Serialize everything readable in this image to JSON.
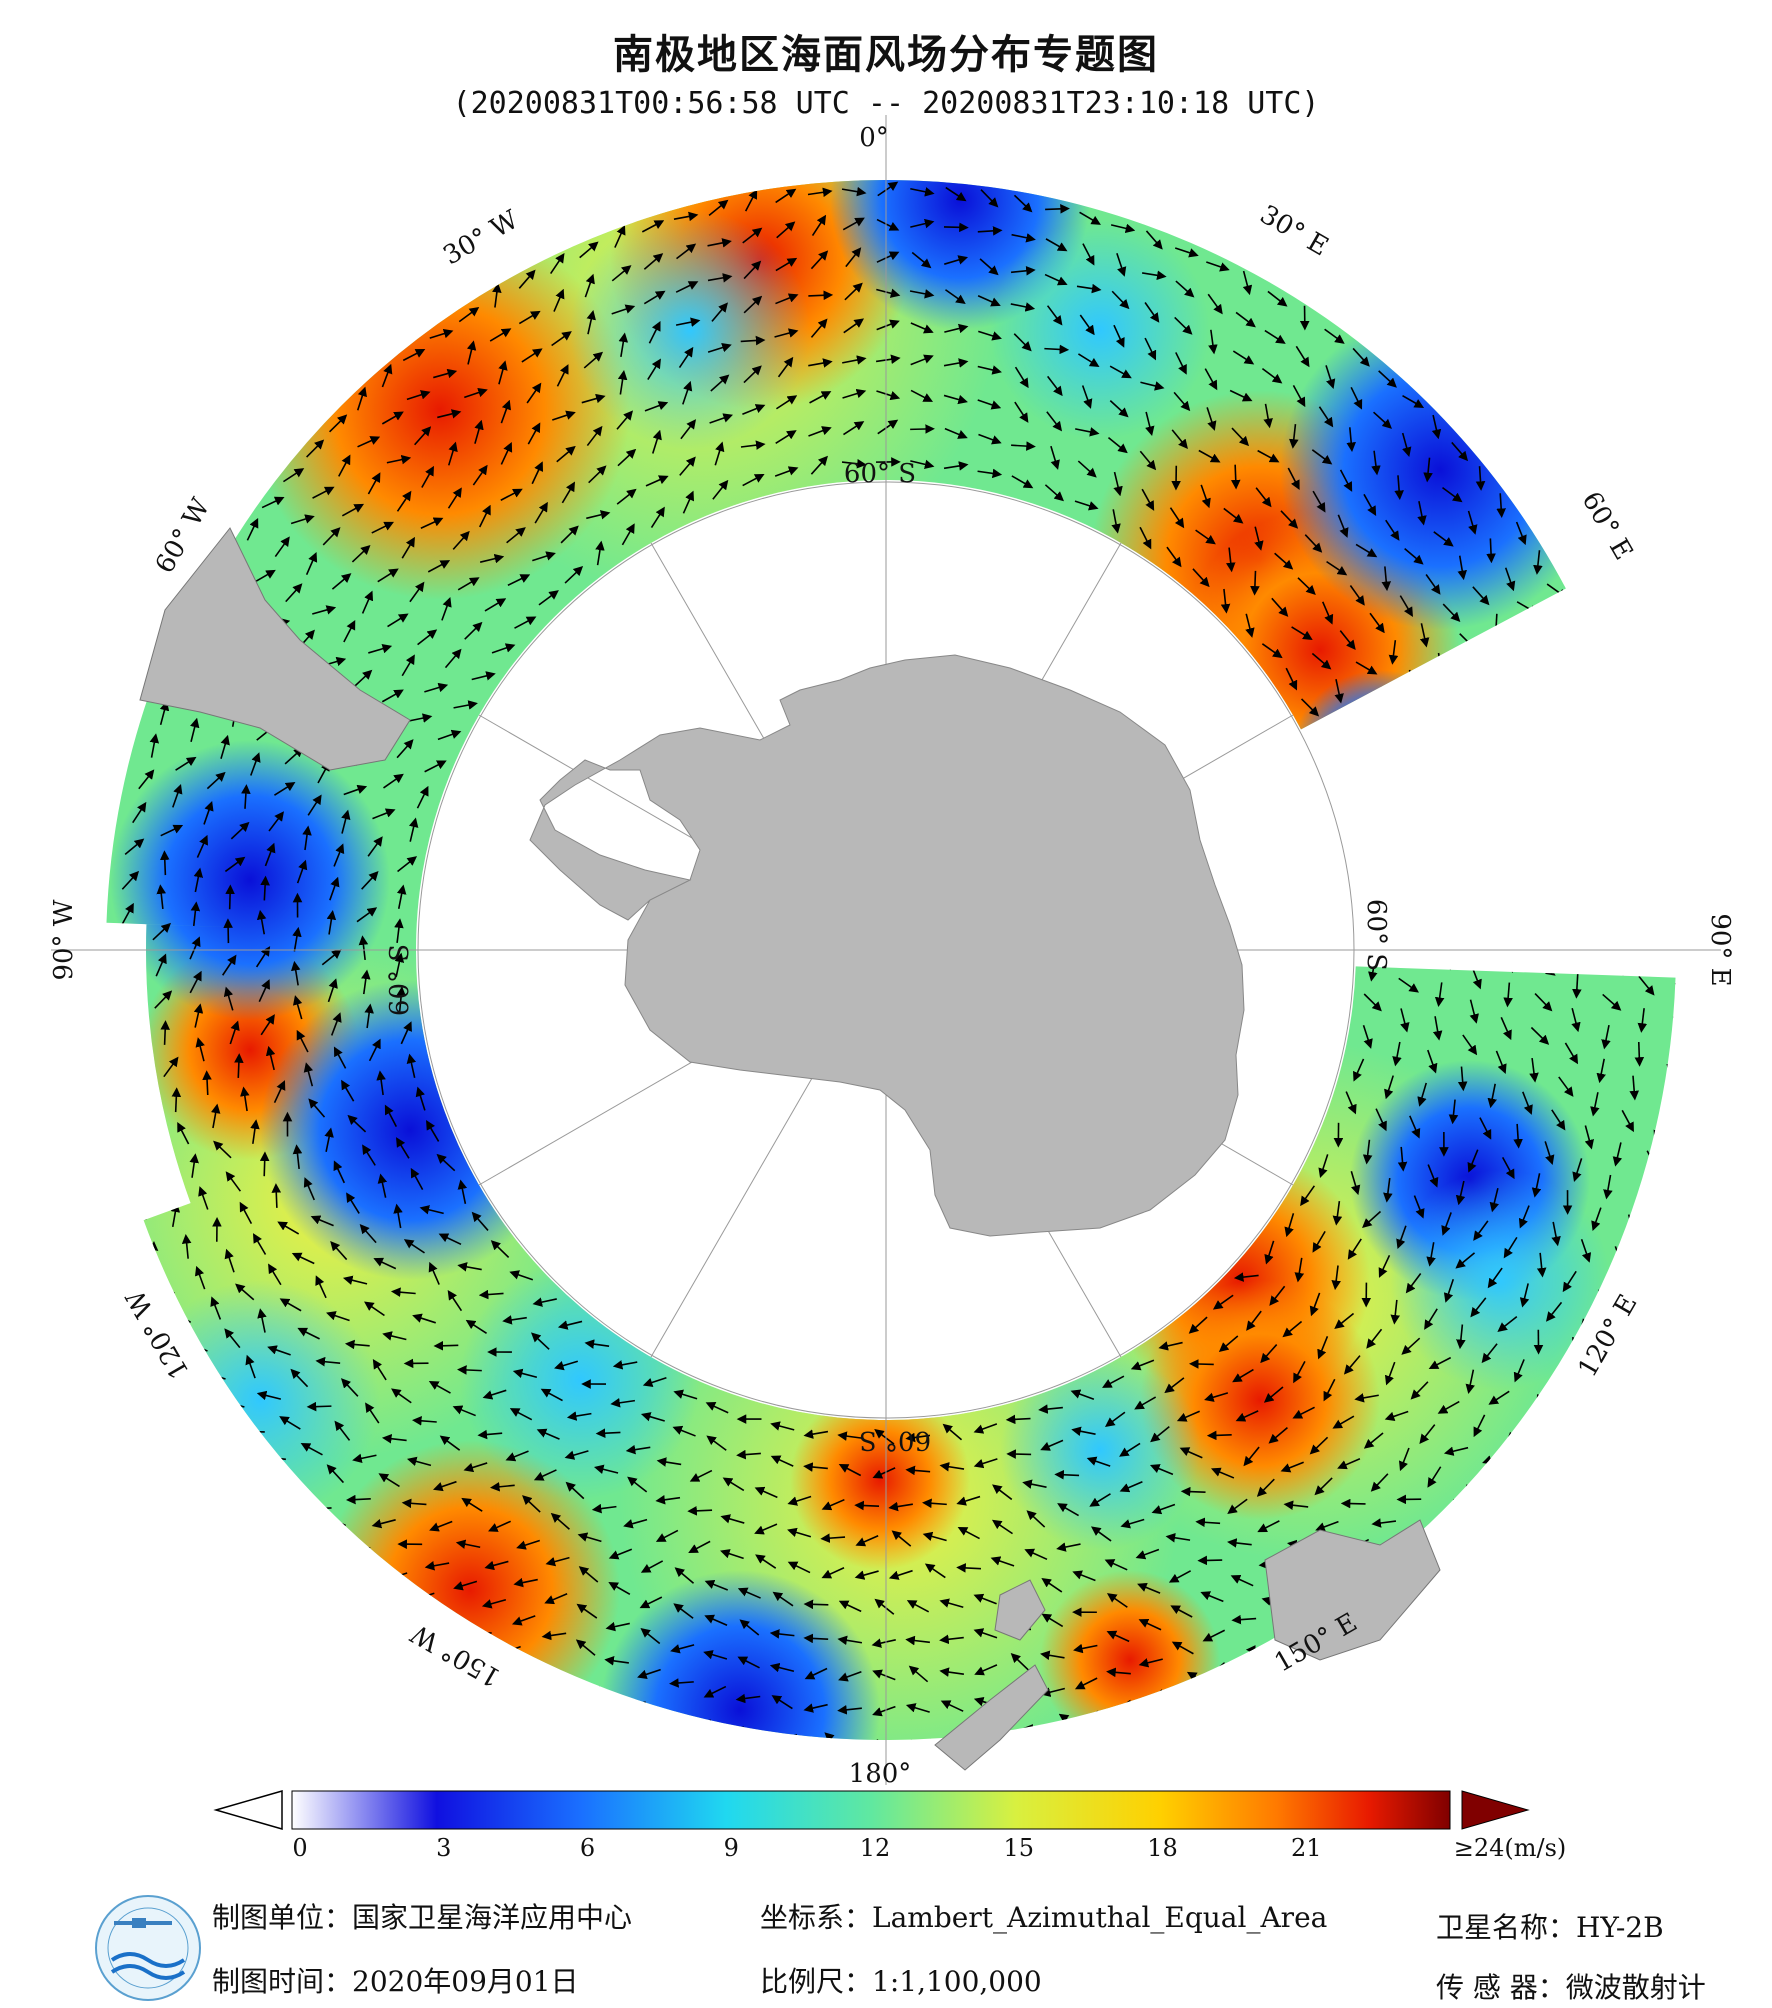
{
  "header": {
    "title": "南极地区海面风场分布专题图",
    "time_range": "(20200831T00:56:58 UTC -- 20200831T23:10:18 UTC)"
  },
  "map": {
    "projection_center": "South Pole",
    "longitude_labels": {
      "lon_0": "0°",
      "lon_30w": "30° W",
      "lon_30e": "30° E",
      "lon_60w": "60° W",
      "lon_60e": "60° E",
      "lon_90w": "90° W",
      "lon_90e": "90° E",
      "lon_120w": "120° W",
      "lon_120e": "120° E",
      "lon_150w": "150° W",
      "lon_150e": "150° E",
      "lon_180": "180°"
    },
    "latitude_labels": {
      "lat_top": "60° S",
      "lat_right": "60° S",
      "lat_left": "60° S",
      "lat_bottom": "60° S"
    },
    "colors": {
      "land": "#b8b8b8",
      "ocean_no_data": "#ffffff",
      "arrow": "#000000",
      "grid": "#9a9a9a"
    }
  },
  "colorbar": {
    "ticks": [
      "0",
      "3",
      "6",
      "9",
      "12",
      "15",
      "18",
      "21",
      "≥24(m/s)"
    ],
    "min": 0,
    "max": 24,
    "unit": "m/s",
    "colors": [
      "#ffffff",
      "#1010e0",
      "#1a70ff",
      "#20d8f0",
      "#60e8a0",
      "#d8f040",
      "#ffd000",
      "#ff7a00",
      "#e81a00",
      "#800000"
    ]
  },
  "footer": {
    "producer": "制图单位：国家卫星海洋应用中心",
    "date": "制图时间：2020年09月01日",
    "coord_system": "坐标系：Lambert_Azimuthal_Equal_Area",
    "scale": "比例尺：1:1,100,000",
    "satellite": "卫星名称：HY-2B",
    "sensor": "传 感 器：微波散射计"
  }
}
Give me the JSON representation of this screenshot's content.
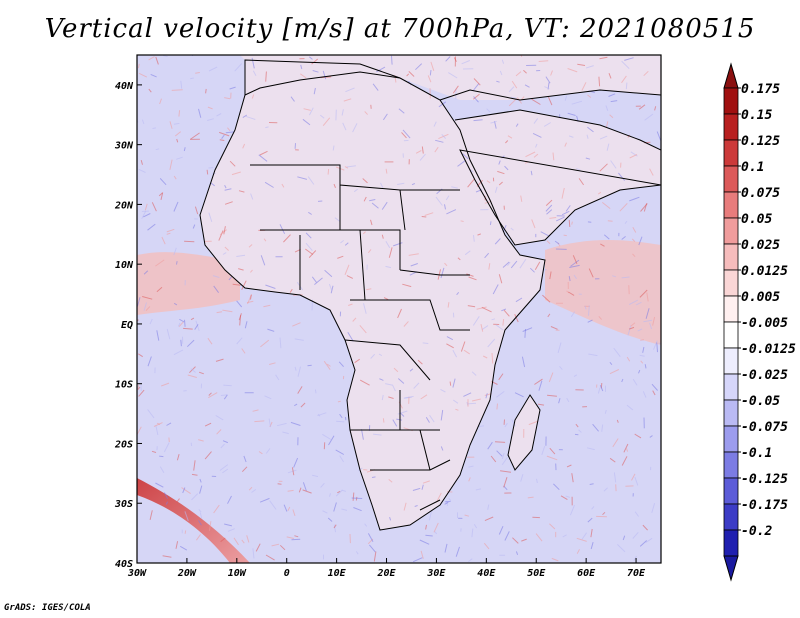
{
  "title": "Vertical velocity [m/s] at 700hPa, VT: 2021080515",
  "credit": "GrADS: IGES/COLA",
  "map": {
    "lon_range": [
      -30,
      75
    ],
    "lat_range": [
      -40,
      45
    ],
    "x_ticks": [
      {
        "lon": -30,
        "label": "30W"
      },
      {
        "lon": -20,
        "label": "20W"
      },
      {
        "lon": -10,
        "label": "10W"
      },
      {
        "lon": 0,
        "label": "0"
      },
      {
        "lon": 10,
        "label": "10E"
      },
      {
        "lon": 20,
        "label": "20E"
      },
      {
        "lon": 30,
        "label": "30E"
      },
      {
        "lon": 40,
        "label": "40E"
      },
      {
        "lon": 50,
        "label": "50E"
      },
      {
        "lon": 60,
        "label": "60E"
      },
      {
        "lon": 70,
        "label": "70E"
      }
    ],
    "y_ticks": [
      {
        "lat": 40,
        "label": "40N"
      },
      {
        "lat": 30,
        "label": "30N"
      },
      {
        "lat": 20,
        "label": "20N"
      },
      {
        "lat": 10,
        "label": "10N"
      },
      {
        "lat": 0,
        "label": "EQ"
      },
      {
        "lat": -10,
        "label": "10S"
      },
      {
        "lat": -20,
        "label": "20S"
      },
      {
        "lat": -30,
        "label": "30S"
      },
      {
        "lat": -40,
        "label": "40S"
      }
    ],
    "field_colors": {
      "ocean": "#d6d6f6",
      "ascent_band": "#f2c0c0",
      "land": "#ece0ee",
      "border": "#000000"
    }
  },
  "colorbar": {
    "levels": [
      {
        "label": "0.175",
        "color": "#a01010"
      },
      {
        "label": "0.15",
        "color": "#b82020"
      },
      {
        "label": "0.125",
        "color": "#cc3a3a"
      },
      {
        "label": "0.1",
        "color": "#dc5a5a"
      },
      {
        "label": "0.075",
        "color": "#e87c7c"
      },
      {
        "label": "0.05",
        "color": "#f09c9c"
      },
      {
        "label": "0.025",
        "color": "#f6bcbc"
      },
      {
        "label": "0.0125",
        "color": "#fad6d6"
      },
      {
        "label": "0.005",
        "color": "#fff0f0"
      },
      {
        "label": "-0.005",
        "color": "#ffffff"
      },
      {
        "label": "-0.0125",
        "color": "#eeeefe"
      },
      {
        "label": "-0.025",
        "color": "#d6d6fa"
      },
      {
        "label": "-0.05",
        "color": "#babaf4"
      },
      {
        "label": "-0.075",
        "color": "#9c9cee"
      },
      {
        "label": "-0.1",
        "color": "#7c7ce4"
      },
      {
        "label": "-0.125",
        "color": "#5c5cd8"
      },
      {
        "label": "-0.175",
        "color": "#3c3cc6"
      },
      {
        "label": "-0.2",
        "color": "#2020b0"
      }
    ],
    "overflow_color": "#8a1010",
    "underflow_color": "#1a1aa0"
  }
}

** WHAT YOU WILL DO **
Work through the records above line by line and count those that hold the string "ffffff". Give only the result.

** WRITTEN REPLY **
3